■ INSTRUCTIONS TO FOLLOW ■
Collect all lines containing the word "JSON" from the data.

■ STORED DATA ■
══════════════════════════════

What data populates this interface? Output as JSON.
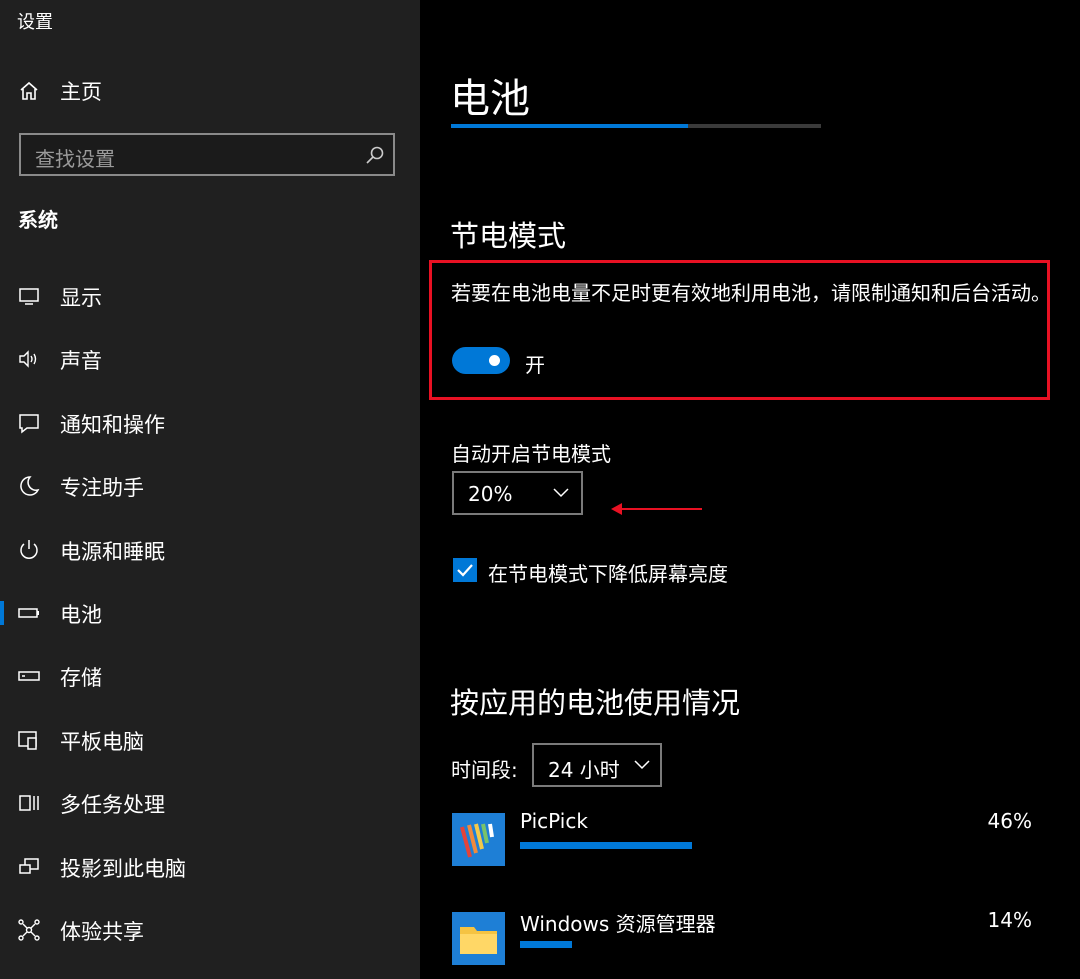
{
  "window": {
    "title": "设置"
  },
  "sidebar": {
    "home_label": "主页",
    "search_placeholder": "查找设置",
    "section": "系统",
    "items": [
      {
        "label": "显示",
        "icon": "display-icon"
      },
      {
        "label": "声音",
        "icon": "sound-icon"
      },
      {
        "label": "通知和操作",
        "icon": "notification-icon"
      },
      {
        "label": "专注助手",
        "icon": "moon-icon"
      },
      {
        "label": "电源和睡眠",
        "icon": "power-icon"
      },
      {
        "label": "电池",
        "icon": "battery-icon",
        "selected": true
      },
      {
        "label": "存储",
        "icon": "storage-icon"
      },
      {
        "label": "平板电脑",
        "icon": "tablet-icon"
      },
      {
        "label": "多任务处理",
        "icon": "multitask-icon"
      },
      {
        "label": "投影到此电脑",
        "icon": "project-icon"
      },
      {
        "label": "体验共享",
        "icon": "share-icon"
      }
    ]
  },
  "main": {
    "title": "电池",
    "battery_level_fraction": 0.64,
    "saver": {
      "heading": "节电模式",
      "description": "若要在电池电量不足时更有效地利用电池，请限制通知和后台活动。",
      "toggle_state": "开",
      "auto_label": "自动开启节电模式",
      "auto_value": "20%",
      "dim_label": "在节电模式下降低屏幕亮度",
      "dim_checked": true
    },
    "usage": {
      "heading": "按应用的电池使用情况",
      "period_label": "时间段:",
      "period_value": "24 小时",
      "apps": [
        {
          "name": "PicPick",
          "percent": "46%",
          "value": 0.46
        },
        {
          "name": "Windows 资源管理器",
          "percent": "14%",
          "value": 0.14
        }
      ]
    }
  },
  "colors": {
    "accent": "#0078d7",
    "highlight": "#e81123",
    "sidebar_bg": "#202020"
  }
}
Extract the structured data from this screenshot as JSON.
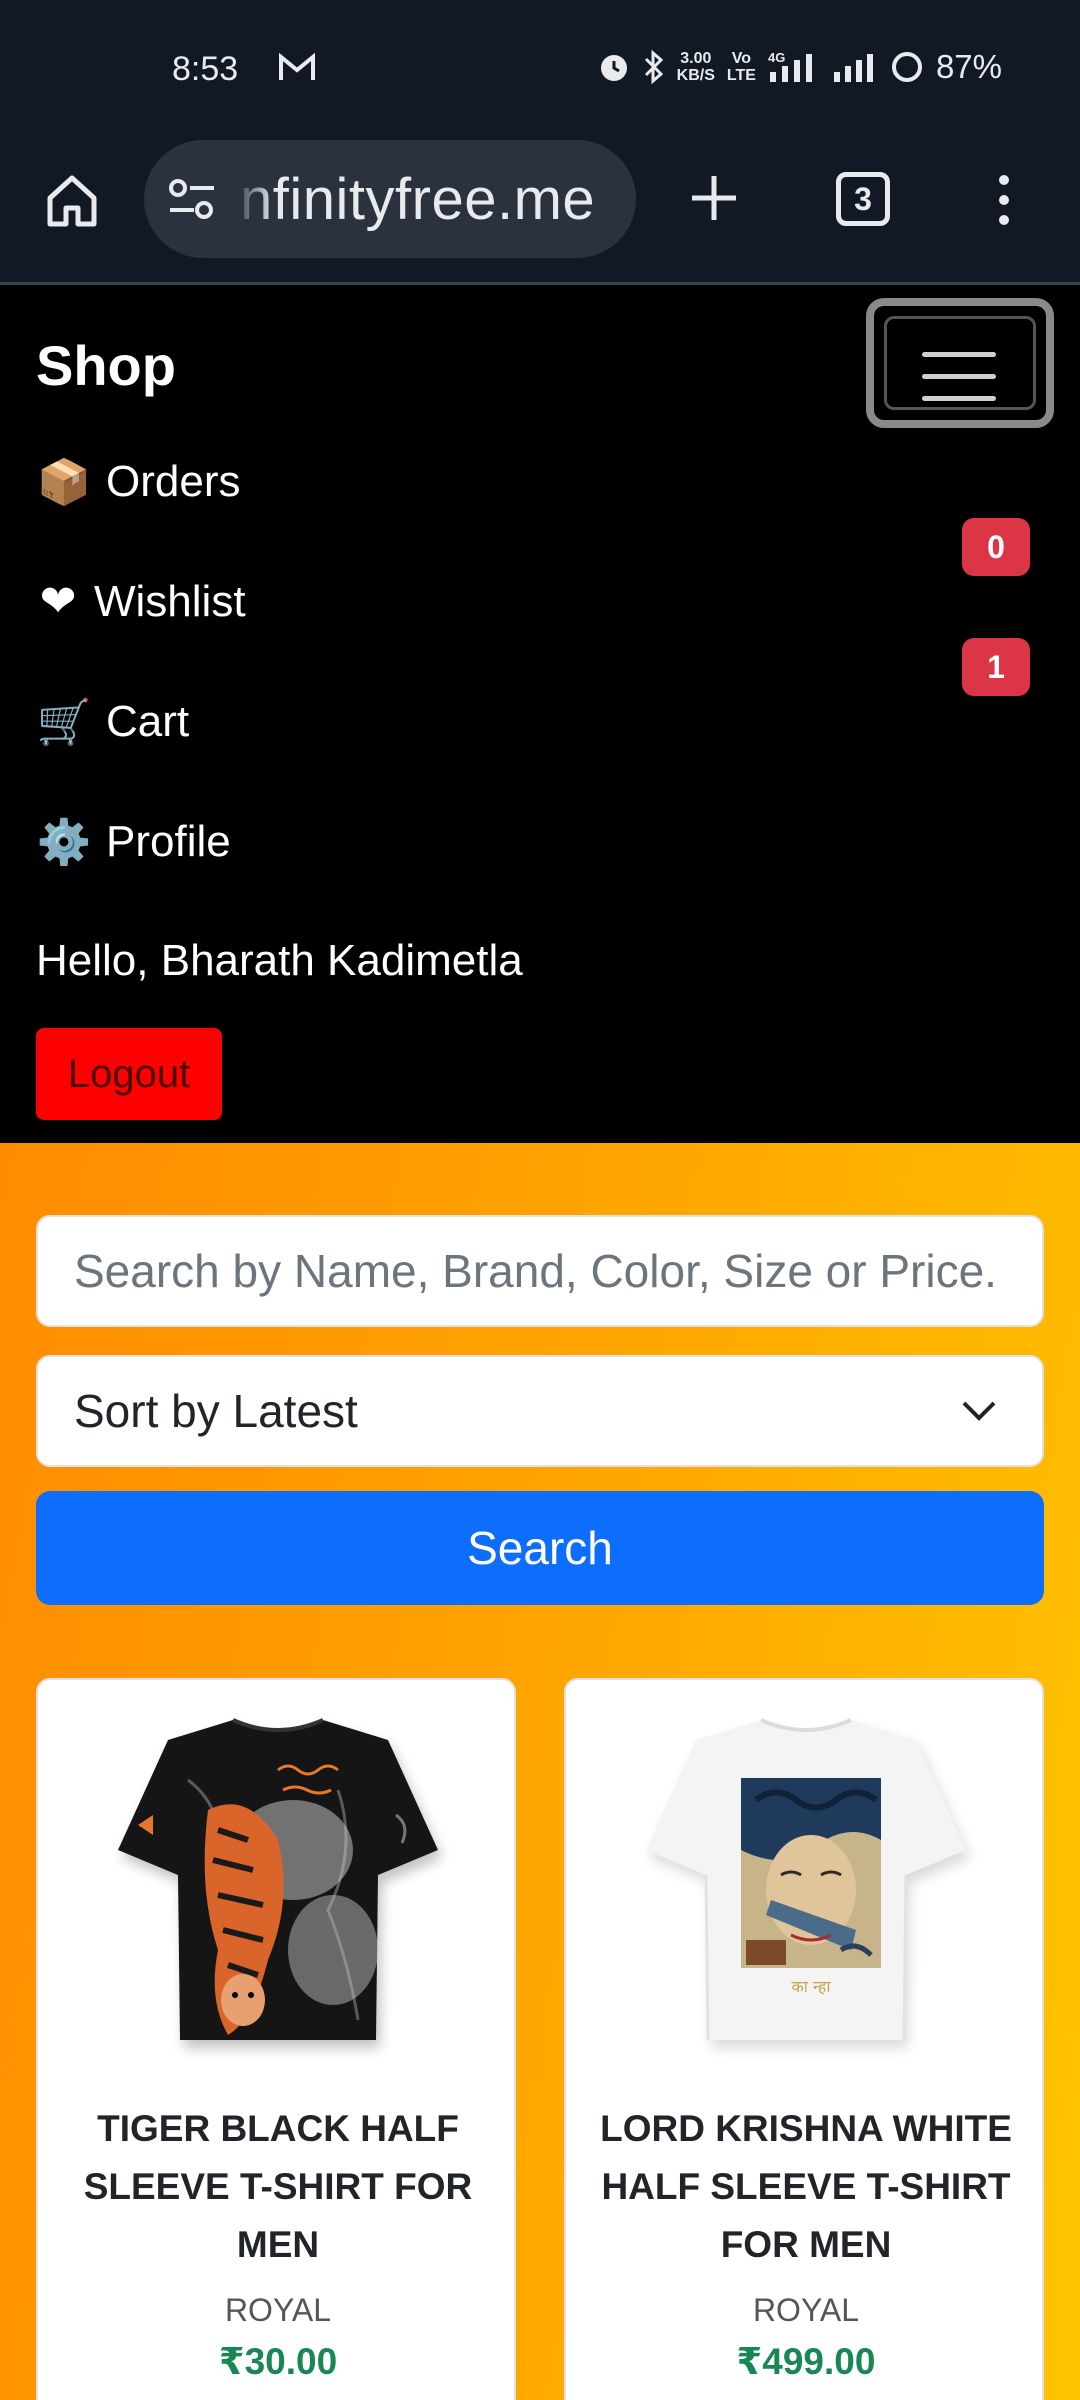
{
  "status_bar": {
    "time": "8:53",
    "net_speed_top": "3.00",
    "net_speed_bottom": "KB/S",
    "volte_top": "Vo",
    "volte_bottom": "LTE",
    "network": "4G",
    "battery": "87%"
  },
  "browser": {
    "url": "nfinityfree.me",
    "tab_count": "3"
  },
  "nav": {
    "brand": "Shop",
    "items": [
      {
        "icon": "📦",
        "label": "Orders"
      },
      {
        "icon": "❤",
        "label": "Wishlist"
      },
      {
        "icon": "🛒",
        "label": "Cart"
      },
      {
        "icon": "⚙️",
        "label": "Profile"
      }
    ],
    "wishlist_count": "0",
    "cart_count": "1",
    "greeting": "Hello, Bharath Kadimetla",
    "logout_label": "Logout"
  },
  "filters": {
    "search_placeholder": "Search by Name, Brand, Color, Size or Price.",
    "sort_selected": "Sort by Latest",
    "search_button": "Search"
  },
  "products": [
    {
      "title": "TIGER BLACK HALF SLEEVE T-SHIRT FOR MEN",
      "brand": "ROYAL",
      "price": "₹30.00",
      "image": "tiger-tshirt-image"
    },
    {
      "title": "LORD KRISHNA WHITE HALF SLEEVE T-SHIRT FOR MEN",
      "brand": "ROYAL",
      "price": "₹499.00",
      "image": "krishna-tshirt-image"
    }
  ],
  "colors": {
    "accent": "#0d6efd",
    "badge": "#dc3545",
    "logout": "#ff0000",
    "price": "#198754",
    "gradient_start": "#ff8c00",
    "gradient_end": "#ffc400"
  }
}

══════════════════════════════

■ RESULT OF THE TASK ■
What data populates this interface? Output as JSON.
Extract the structured data from this screenshot as JSON.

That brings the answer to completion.